*Short problem*:
Write out the records that appear below, verbatim and complete, but without pictures.

Figure record listings:

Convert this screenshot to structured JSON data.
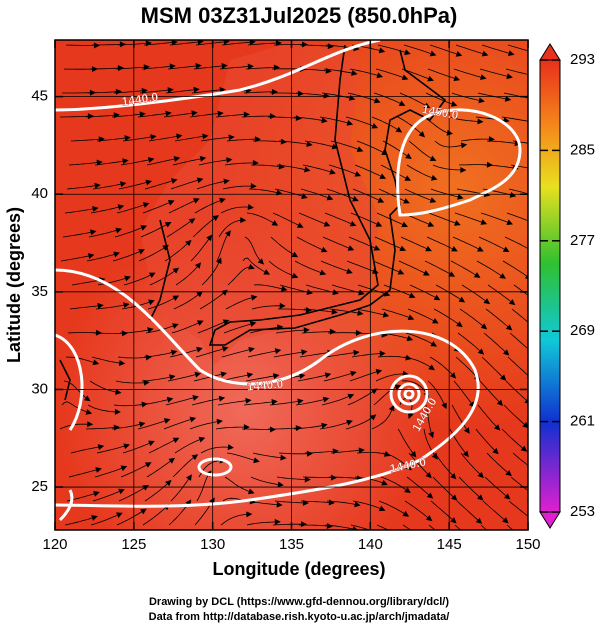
{
  "chart_data": {
    "type": "map",
    "title": "MSM 03Z31Jul2025 (850.0hPa)",
    "xlabel": "Longitude (degrees)",
    "ylabel": "Latitude  (degrees)",
    "xlim": [
      120,
      150
    ],
    "ylim": [
      22.8,
      47.9
    ],
    "xticks": [
      120,
      125,
      130,
      135,
      140,
      145,
      150
    ],
    "yticks": [
      25,
      30,
      35,
      40,
      45
    ],
    "grid": true,
    "colorbar": {
      "lim": [
        253,
        293
      ],
      "ticks": [
        253,
        261,
        269,
        277,
        285,
        293
      ]
    },
    "contour_labels": [
      "1440.0",
      "1450.0",
      "1440.0",
      "1440.0",
      "1440.0"
    ],
    "notes": [
      "Drawing by DCL (https://www.gfd-dennou.org/library/dcl/)",
      "Data from http://database.rish.kyoto-u.ac.jp/arch/jmadata/"
    ]
  }
}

*Exercise result*:
Convert this screenshot to structured JSON data.
{
  "chart_data": {
    "type": "map",
    "title": "MSM 03Z31Jul2025 (850.0hPa)",
    "xlabel": "Longitude (degrees)",
    "ylabel": "Latitude  (degrees)",
    "xlim": [
      120,
      150
    ],
    "ylim": [
      22.8,
      47.9
    ],
    "xticks": [
      120,
      125,
      130,
      135,
      140,
      145,
      150
    ],
    "yticks": [
      25,
      30,
      35,
      40,
      45
    ],
    "grid": true,
    "colorbar": {
      "lim": [
        253,
        293
      ],
      "ticks": [
        253,
        261,
        269,
        277,
        285,
        293
      ]
    },
    "contour_labels": [
      "1440.0",
      "1450.0",
      "1440.0",
      "1440.0",
      "1440.0"
    ],
    "notes": [
      "Drawing by DCL (https://www.gfd-dennou.org/library/dcl/)",
      "Data from http://database.rish.kyoto-u.ac.jp/arch/jmadata/"
    ]
  }
}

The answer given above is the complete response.